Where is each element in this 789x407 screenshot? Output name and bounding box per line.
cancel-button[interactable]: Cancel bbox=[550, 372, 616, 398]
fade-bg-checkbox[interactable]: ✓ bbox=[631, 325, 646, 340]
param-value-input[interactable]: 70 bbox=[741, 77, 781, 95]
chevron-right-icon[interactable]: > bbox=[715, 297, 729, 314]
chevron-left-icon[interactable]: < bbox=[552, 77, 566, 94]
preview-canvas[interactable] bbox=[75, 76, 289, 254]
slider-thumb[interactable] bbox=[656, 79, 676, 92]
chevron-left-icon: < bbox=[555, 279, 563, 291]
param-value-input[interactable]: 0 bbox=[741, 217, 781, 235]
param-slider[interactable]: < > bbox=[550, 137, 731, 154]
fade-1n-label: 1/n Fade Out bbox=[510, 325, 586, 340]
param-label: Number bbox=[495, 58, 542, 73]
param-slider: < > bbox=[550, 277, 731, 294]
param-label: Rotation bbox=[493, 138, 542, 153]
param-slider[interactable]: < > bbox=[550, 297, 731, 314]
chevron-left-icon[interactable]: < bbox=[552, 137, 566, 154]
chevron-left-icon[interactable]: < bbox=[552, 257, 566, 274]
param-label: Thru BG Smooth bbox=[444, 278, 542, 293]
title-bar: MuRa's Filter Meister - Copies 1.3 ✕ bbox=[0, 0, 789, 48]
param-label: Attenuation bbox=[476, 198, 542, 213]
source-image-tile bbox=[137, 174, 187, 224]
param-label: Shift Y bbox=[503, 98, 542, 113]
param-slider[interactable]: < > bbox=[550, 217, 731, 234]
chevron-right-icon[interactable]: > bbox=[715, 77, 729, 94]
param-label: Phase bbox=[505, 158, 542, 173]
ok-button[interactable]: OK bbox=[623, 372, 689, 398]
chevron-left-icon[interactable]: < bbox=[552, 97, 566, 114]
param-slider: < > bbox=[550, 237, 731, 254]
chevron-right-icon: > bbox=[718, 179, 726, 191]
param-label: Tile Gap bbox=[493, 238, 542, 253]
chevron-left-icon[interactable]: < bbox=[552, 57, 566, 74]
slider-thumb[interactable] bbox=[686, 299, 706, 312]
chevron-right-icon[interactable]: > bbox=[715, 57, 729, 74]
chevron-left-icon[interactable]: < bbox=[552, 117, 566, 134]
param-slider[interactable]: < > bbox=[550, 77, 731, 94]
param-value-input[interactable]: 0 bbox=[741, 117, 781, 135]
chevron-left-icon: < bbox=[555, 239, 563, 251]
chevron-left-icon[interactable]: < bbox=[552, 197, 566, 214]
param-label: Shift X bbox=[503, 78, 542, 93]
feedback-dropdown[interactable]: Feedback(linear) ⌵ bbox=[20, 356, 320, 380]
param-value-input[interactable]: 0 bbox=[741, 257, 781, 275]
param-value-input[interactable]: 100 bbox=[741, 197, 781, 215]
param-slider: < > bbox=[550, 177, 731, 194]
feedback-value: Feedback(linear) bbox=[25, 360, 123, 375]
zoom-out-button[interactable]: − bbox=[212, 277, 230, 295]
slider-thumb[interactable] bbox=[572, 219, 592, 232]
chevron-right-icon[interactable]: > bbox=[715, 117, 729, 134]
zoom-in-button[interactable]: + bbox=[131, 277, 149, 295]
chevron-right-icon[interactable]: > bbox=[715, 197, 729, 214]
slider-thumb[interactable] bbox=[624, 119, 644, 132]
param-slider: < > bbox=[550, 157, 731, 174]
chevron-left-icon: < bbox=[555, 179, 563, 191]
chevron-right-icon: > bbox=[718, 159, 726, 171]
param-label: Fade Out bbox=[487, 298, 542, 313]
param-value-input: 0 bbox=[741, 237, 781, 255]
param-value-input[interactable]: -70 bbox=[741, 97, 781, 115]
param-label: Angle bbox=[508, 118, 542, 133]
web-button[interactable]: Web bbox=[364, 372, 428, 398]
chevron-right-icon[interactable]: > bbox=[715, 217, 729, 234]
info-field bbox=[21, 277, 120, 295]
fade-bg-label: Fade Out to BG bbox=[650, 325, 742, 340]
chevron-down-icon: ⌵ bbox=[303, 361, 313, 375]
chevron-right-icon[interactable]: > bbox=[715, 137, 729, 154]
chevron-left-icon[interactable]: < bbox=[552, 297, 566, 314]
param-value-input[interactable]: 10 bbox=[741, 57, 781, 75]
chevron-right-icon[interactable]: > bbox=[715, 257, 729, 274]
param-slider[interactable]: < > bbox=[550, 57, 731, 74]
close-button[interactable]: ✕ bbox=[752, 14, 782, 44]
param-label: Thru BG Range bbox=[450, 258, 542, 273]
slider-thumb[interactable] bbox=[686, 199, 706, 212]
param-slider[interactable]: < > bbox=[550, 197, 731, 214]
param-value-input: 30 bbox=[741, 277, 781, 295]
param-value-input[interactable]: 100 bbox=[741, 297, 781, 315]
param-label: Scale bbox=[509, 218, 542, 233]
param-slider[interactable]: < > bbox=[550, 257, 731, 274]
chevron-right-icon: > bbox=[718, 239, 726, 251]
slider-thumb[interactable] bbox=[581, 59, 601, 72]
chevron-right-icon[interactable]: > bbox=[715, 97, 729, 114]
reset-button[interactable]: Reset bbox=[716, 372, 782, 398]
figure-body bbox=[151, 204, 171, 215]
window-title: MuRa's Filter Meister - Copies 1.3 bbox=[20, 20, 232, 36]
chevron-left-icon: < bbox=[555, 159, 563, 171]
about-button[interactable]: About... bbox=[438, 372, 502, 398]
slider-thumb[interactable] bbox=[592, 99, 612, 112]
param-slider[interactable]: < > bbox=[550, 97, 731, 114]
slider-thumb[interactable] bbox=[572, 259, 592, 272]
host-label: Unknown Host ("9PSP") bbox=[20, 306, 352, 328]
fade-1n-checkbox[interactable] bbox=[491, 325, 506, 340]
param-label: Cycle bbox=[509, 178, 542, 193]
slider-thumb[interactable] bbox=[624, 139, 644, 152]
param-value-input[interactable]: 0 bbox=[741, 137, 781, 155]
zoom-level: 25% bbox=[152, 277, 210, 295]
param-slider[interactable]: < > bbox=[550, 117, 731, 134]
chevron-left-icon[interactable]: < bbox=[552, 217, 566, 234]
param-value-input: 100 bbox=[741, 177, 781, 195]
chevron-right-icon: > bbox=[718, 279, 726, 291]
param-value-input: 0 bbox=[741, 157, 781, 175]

» EXERCISE TASK: Copy the listing above line for line, reproducing every entry exactly as it appears.

» SOLUTION FOR THIS TASK:
Where is each element in this 789x407 screenshot? Output name and bounding box per line.
cancel-button[interactable]: Cancel bbox=[550, 372, 616, 398]
fade-bg-checkbox[interactable]: ✓ bbox=[631, 325, 646, 340]
param-value-input[interactable]: 70 bbox=[741, 77, 781, 95]
chevron-right-icon[interactable]: > bbox=[715, 297, 729, 314]
chevron-left-icon[interactable]: < bbox=[552, 77, 566, 94]
preview-canvas[interactable] bbox=[75, 76, 289, 254]
slider-thumb[interactable] bbox=[656, 79, 676, 92]
chevron-left-icon: < bbox=[555, 279, 563, 291]
param-value-input[interactable]: 0 bbox=[741, 217, 781, 235]
param-slider[interactable]: < > bbox=[550, 137, 731, 154]
fade-1n-label: 1/n Fade Out bbox=[510, 325, 586, 340]
param-label: Number bbox=[495, 58, 542, 73]
param-slider: < > bbox=[550, 277, 731, 294]
param-label: Rotation bbox=[493, 138, 542, 153]
param-slider[interactable]: < > bbox=[550, 297, 731, 314]
chevron-left-icon[interactable]: < bbox=[552, 137, 566, 154]
chevron-left-icon[interactable]: < bbox=[552, 257, 566, 274]
param-label: Thru BG Smooth bbox=[444, 278, 542, 293]
title-bar: MuRa's Filter Meister - Copies 1.3 ✕ bbox=[0, 0, 789, 48]
param-label: Attenuation bbox=[476, 198, 542, 213]
source-image-tile bbox=[137, 174, 187, 224]
param-label: Shift Y bbox=[503, 98, 542, 113]
param-slider[interactable]: < > bbox=[550, 217, 731, 234]
chevron-right-icon[interactable]: > bbox=[715, 77, 729, 94]
param-label: Phase bbox=[505, 158, 542, 173]
ok-button[interactable]: OK bbox=[623, 372, 689, 398]
chevron-left-icon[interactable]: < bbox=[552, 97, 566, 114]
param-slider: < > bbox=[550, 237, 731, 254]
chevron-right-icon: > bbox=[718, 179, 726, 191]
param-label: Tile Gap bbox=[493, 238, 542, 253]
chevron-left-icon[interactable]: < bbox=[552, 57, 566, 74]
slider-thumb[interactable] bbox=[686, 299, 706, 312]
chevron-right-icon[interactable]: > bbox=[715, 57, 729, 74]
chevron-left-icon[interactable]: < bbox=[552, 117, 566, 134]
param-slider[interactable]: < > bbox=[550, 77, 731, 94]
param-value-input[interactable]: 0 bbox=[741, 117, 781, 135]
chevron-left-icon: < bbox=[555, 239, 563, 251]
chevron-left-icon[interactable]: < bbox=[552, 197, 566, 214]
param-label: Shift X bbox=[503, 78, 542, 93]
feedback-dropdown[interactable]: Feedback(linear) ⌵ bbox=[20, 356, 320, 380]
param-value-input[interactable]: 0 bbox=[741, 257, 781, 275]
param-value-input[interactable]: 100 bbox=[741, 197, 781, 215]
param-slider: < > bbox=[550, 177, 731, 194]
feedback-value: Feedback(linear) bbox=[25, 360, 123, 375]
zoom-out-button[interactable]: − bbox=[212, 277, 230, 295]
slider-thumb[interactable] bbox=[572, 219, 592, 232]
chevron-right-icon[interactable]: > bbox=[715, 117, 729, 134]
zoom-in-button[interactable]: + bbox=[131, 277, 149, 295]
chevron-right-icon[interactable]: > bbox=[715, 197, 729, 214]
slider-thumb[interactable] bbox=[624, 119, 644, 132]
param-slider: < > bbox=[550, 157, 731, 174]
chevron-left-icon: < bbox=[555, 179, 563, 191]
chevron-right-icon: > bbox=[718, 159, 726, 171]
param-label: Fade Out bbox=[487, 298, 542, 313]
param-value-input: 0 bbox=[741, 237, 781, 255]
param-value-input[interactable]: -70 bbox=[741, 97, 781, 115]
param-label: Angle bbox=[508, 118, 542, 133]
web-button[interactable]: Web bbox=[364, 372, 428, 398]
chevron-right-icon[interactable]: > bbox=[715, 217, 729, 234]
info-field bbox=[21, 277, 120, 295]
fade-bg-label: Fade Out to BG bbox=[650, 325, 742, 340]
chevron-down-icon: ⌵ bbox=[303, 361, 313, 375]
chevron-right-icon[interactable]: > bbox=[715, 137, 729, 154]
chevron-left-icon[interactable]: < bbox=[552, 297, 566, 314]
param-value-input[interactable]: 10 bbox=[741, 57, 781, 75]
chevron-right-icon[interactable]: > bbox=[715, 257, 729, 274]
param-slider[interactable]: < > bbox=[550, 57, 731, 74]
close-button[interactable]: ✕ bbox=[752, 14, 782, 44]
param-label: Thru BG Range bbox=[450, 258, 542, 273]
slider-thumb[interactable] bbox=[686, 199, 706, 212]
param-slider[interactable]: < > bbox=[550, 197, 731, 214]
param-value-input: 30 bbox=[741, 277, 781, 295]
param-value-input[interactable]: 100 bbox=[741, 297, 781, 315]
param-label: Scale bbox=[509, 218, 542, 233]
param-slider[interactable]: < > bbox=[550, 257, 731, 274]
chevron-right-icon: > bbox=[718, 239, 726, 251]
slider-thumb[interactable] bbox=[581, 59, 601, 72]
chevron-right-icon[interactable]: > bbox=[715, 97, 729, 114]
reset-button[interactable]: Reset bbox=[716, 372, 782, 398]
figure-body bbox=[151, 204, 171, 215]
window-title: MuRa's Filter Meister - Copies 1.3 bbox=[20, 20, 232, 36]
chevron-left-icon: < bbox=[555, 159, 563, 171]
about-button[interactable]: About... bbox=[438, 372, 502, 398]
slider-thumb[interactable] bbox=[592, 99, 612, 112]
param-slider[interactable]: < > bbox=[550, 97, 731, 114]
slider-thumb[interactable] bbox=[572, 259, 592, 272]
host-label: Unknown Host ("9PSP") bbox=[20, 306, 352, 328]
fade-1n-checkbox[interactable] bbox=[491, 325, 506, 340]
param-label: Cycle bbox=[509, 178, 542, 193]
slider-thumb[interactable] bbox=[624, 139, 644, 152]
param-value-input[interactable]: 0 bbox=[741, 137, 781, 155]
zoom-level: 25% bbox=[152, 277, 210, 295]
param-slider[interactable]: < > bbox=[550, 117, 731, 134]
chevron-left-icon[interactable]: < bbox=[552, 217, 566, 234]
param-value-input: 100 bbox=[741, 177, 781, 195]
chevron-right-icon: > bbox=[718, 279, 726, 291]
param-value-input: 0 bbox=[741, 157, 781, 175]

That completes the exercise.